EXCERPTED DATA
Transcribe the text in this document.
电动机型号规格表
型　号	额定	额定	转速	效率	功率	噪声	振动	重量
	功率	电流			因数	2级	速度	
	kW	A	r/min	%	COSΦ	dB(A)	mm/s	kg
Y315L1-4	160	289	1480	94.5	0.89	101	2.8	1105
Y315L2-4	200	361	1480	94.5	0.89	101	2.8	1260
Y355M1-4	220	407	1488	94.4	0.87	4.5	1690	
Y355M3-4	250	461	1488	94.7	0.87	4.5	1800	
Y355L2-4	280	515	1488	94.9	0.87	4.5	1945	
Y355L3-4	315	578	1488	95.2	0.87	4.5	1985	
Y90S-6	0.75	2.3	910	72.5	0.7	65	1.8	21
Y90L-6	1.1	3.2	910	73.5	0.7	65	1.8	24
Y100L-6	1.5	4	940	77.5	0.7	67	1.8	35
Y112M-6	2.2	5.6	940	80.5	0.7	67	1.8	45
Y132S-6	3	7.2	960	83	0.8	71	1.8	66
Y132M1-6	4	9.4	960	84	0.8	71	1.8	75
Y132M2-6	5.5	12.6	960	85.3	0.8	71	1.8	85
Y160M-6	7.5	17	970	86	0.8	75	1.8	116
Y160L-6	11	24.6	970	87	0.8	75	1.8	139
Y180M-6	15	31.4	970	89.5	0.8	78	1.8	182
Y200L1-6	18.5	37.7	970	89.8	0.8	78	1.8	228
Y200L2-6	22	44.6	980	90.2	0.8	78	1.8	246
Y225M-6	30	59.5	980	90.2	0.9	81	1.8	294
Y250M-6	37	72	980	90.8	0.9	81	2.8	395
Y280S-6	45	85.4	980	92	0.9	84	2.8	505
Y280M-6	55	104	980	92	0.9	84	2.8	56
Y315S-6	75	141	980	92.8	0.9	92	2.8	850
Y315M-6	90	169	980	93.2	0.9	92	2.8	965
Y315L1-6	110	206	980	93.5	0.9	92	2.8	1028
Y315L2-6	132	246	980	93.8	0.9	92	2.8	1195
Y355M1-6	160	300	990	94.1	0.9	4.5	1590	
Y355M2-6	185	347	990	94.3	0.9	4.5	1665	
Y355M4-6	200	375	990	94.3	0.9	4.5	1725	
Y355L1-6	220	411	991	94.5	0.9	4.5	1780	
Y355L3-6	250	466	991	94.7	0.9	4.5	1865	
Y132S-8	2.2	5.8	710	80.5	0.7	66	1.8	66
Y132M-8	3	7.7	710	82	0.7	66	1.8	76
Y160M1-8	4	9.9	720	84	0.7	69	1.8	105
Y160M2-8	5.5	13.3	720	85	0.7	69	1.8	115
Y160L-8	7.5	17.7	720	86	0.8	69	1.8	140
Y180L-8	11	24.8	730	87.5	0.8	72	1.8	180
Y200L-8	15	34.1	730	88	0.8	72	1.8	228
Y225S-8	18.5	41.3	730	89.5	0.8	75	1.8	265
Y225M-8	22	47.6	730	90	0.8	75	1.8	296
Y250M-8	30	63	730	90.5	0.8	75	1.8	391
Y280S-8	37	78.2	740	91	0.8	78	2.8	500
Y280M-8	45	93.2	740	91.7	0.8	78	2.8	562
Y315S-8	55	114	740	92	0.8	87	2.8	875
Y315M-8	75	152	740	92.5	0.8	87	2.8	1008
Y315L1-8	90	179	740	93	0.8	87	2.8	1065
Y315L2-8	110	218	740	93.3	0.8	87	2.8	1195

WHAT TO DO
Quote each line of the data above exactly as written.

ANSWER TO THIS TASK
Transcribe the text in this document.
电动机型号规格表
型　号	额定	额定	转速	效率	功率	噪声	振动	重量
	功率	电流			因数	2级	速度	
	kW	A	r/min	%	COSΦ	dB(A)	mm/s	kg
Y315L1-4	160	289	1480	94.5	0.89	101	2.8	1105
Y315L2-4	200	361	1480	94.5	0.89	101	2.8	1260
Y355M1-4	220	407	1488	94.4	0.87	4.5	1690	
Y355M3-4	250	461	1488	94.7	0.87	4.5	1800	
Y355L2-4	280	515	1488	94.9	0.87	4.5	1945	
Y355L3-4	315	578	1488	95.2	0.87	4.5	1985	
Y90S-6	0.75	2.3	910	72.5	0.7	65	1.8	21
Y90L-6	1.1	3.2	910	73.5	0.7	65	1.8	24
Y100L-6	1.5	4	940	77.5	0.7	67	1.8	35
Y112M-6	2.2	5.6	940	80.5	0.7	67	1.8	45
Y132S-6	3	7.2	960	83	0.8	71	1.8	66
Y132M1-6	4	9.4	960	84	0.8	71	1.8	75
Y132M2-6	5.5	12.6	960	85.3	0.8	71	1.8	85
Y160M-6	7.5	17	970	86	0.8	75	1.8	116
Y160L-6	11	24.6	970	87	0.8	75	1.8	139
Y180M-6	15	31.4	970	89.5	0.8	78	1.8	182
Y200L1-6	18.5	37.7	970	89.8	0.8	78	1.8	228
Y200L2-6	22	44.6	980	90.2	0.8	78	1.8	246
Y225M-6	30	59.5	980	90.2	0.9	81	1.8	294
Y250M-6	37	72	980	90.8	0.9	81	2.8	395
Y280S-6	45	85.4	980	92	0.9	84	2.8	505
Y280M-6	55	104	980	92	0.9	84	2.8	56
Y315S-6	75	141	980	92.8	0.9	92	2.8	850
Y315M-6	90	169	980	93.2	0.9	92	2.8	965
Y315L1-6	110	206	980	93.5	0.9	92	2.8	1028
Y315L2-6	132	246	980	93.8	0.9	92	2.8	1195
Y355M1-6	160	300	990	94.1	0.9	4.5	1590	
Y355M2-6	185	347	990	94.3	0.9	4.5	1665	
Y355M4-6	200	375	990	94.3	0.9	4.5	1725	
Y355L1-6	220	411	991	94.5	0.9	4.5	1780	
Y355L3-6	250	466	991	94.7	0.9	4.5	1865	
Y132S-8	2.2	5.8	710	80.5	0.7	66	1.8	66
Y132M-8	3	7.7	710	82	0.7	66	1.8	76
Y160M1-8	4	9.9	720	84	0.7	69	1.8	105
Y160M2-8	5.5	13.3	720	85	0.7	69	1.8	115
Y160L-8	7.5	17.7	720	86	0.8	69	1.8	140
Y180L-8	11	24.8	730	87.5	0.8	72	1.8	180
Y200L-8	15	34.1	730	88	0.8	72	1.8	228
Y225S-8	18.5	41.3	730	89.5	0.8	75	1.8	265
Y225M-8	22	47.6	730	90	0.8	75	1.8	296
Y250M-8	30	63	730	90.5	0.8	75	1.8	391
Y280S-8	37	78.2	740	91	0.8	78	2.8	500
Y280M-8	45	93.2	740	91.7	0.8	78	2.8	562
Y315S-8	55	114	740	92	0.8	87	2.8	875
Y315M-8	75	152	740	92.5	0.8	87	2.8	1008
Y315L1-8	90	179	740	93	0.8	87	2.8	1065
Y315L2-8	110	218	740	93.3	0.8	87	2.8	1195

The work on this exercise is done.